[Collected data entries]
====

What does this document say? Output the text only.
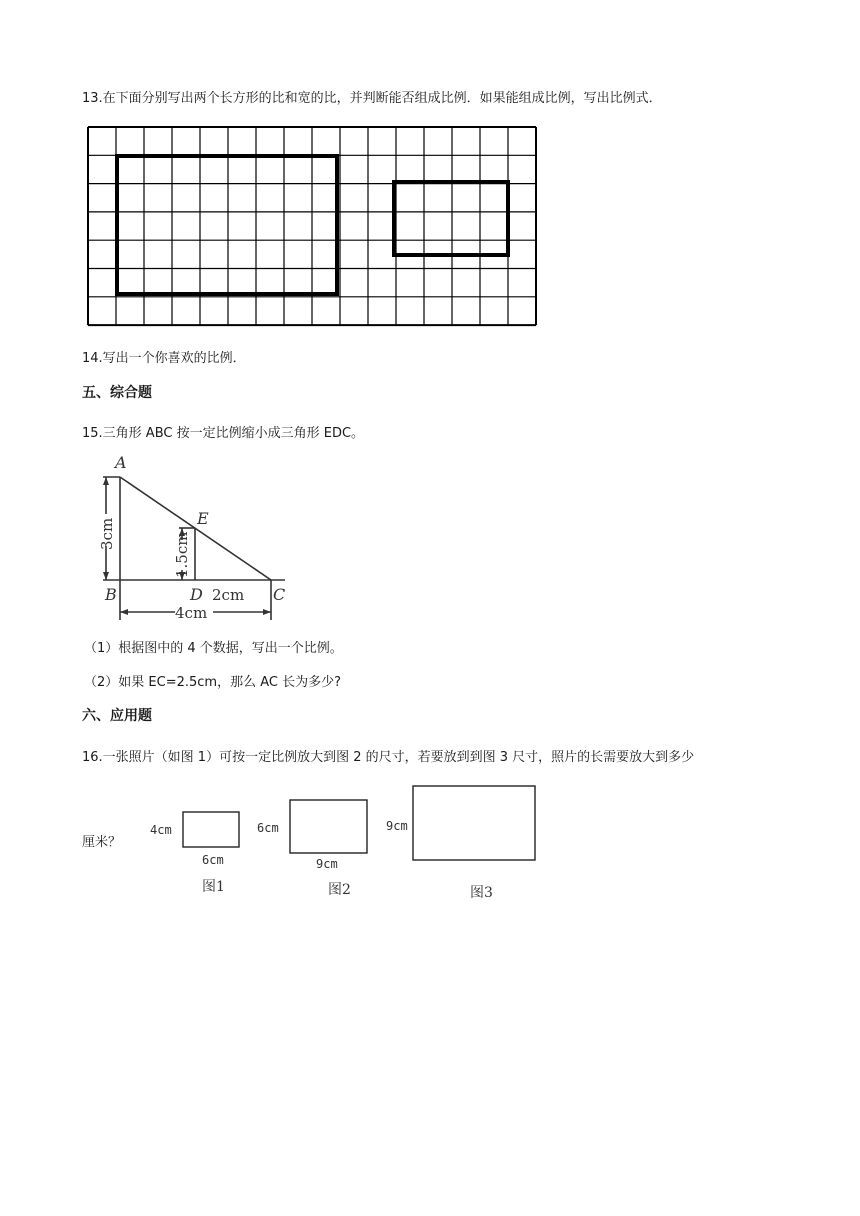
13.在下面分别写出两个长方形的比和宽的比，并判断能否组成比例．如果能组成比例，写出比例式．
14.写出一个你喜欢的比例．
五、综合题
15.三角形 ABC 按一定比例缩小成三角形 EDC。
A
B	C
D
E
3cm	1.5cm
2cm
4cm
（1）根据图中的 4 个数据，写出一个比例。
（2）如果 EC=2.5cm，那么 AC 长为多少?
六、应用题
16.一张照片（如图 1）可按一定比例放大到图 2 的尺寸，若要放到到图 3 尺寸，照片的长需要放大到多少
厘米？
4cm
6cm
图1
6cm
9cm
图2
9cm
图3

====

Reproduce all the records verbatim, excluding images.

What does this document say? Output the text only.
13.在下面分别写出两个长方形的比和宽的比，并判断能否组成比例．如果能组成比例，写出比例式．
14.写出一个你喜欢的比例．
五、综合题
15.三角形 ABC 按一定比例缩小成三角形 EDC。
A
B	C
D
E
3cm	1.5cm
2cm
4cm
（1）根据图中的 4 个数据，写出一个比例。
（2）如果 EC=2.5cm，那么 AC 长为多少?
六、应用题
16.一张照片（如图 1）可按一定比例放大到图 2 的尺寸，若要放到到图 3 尺寸，照片的长需要放大到多少
厘米？
4cm
6cm
图1
6cm
9cm
图2
9cm
图3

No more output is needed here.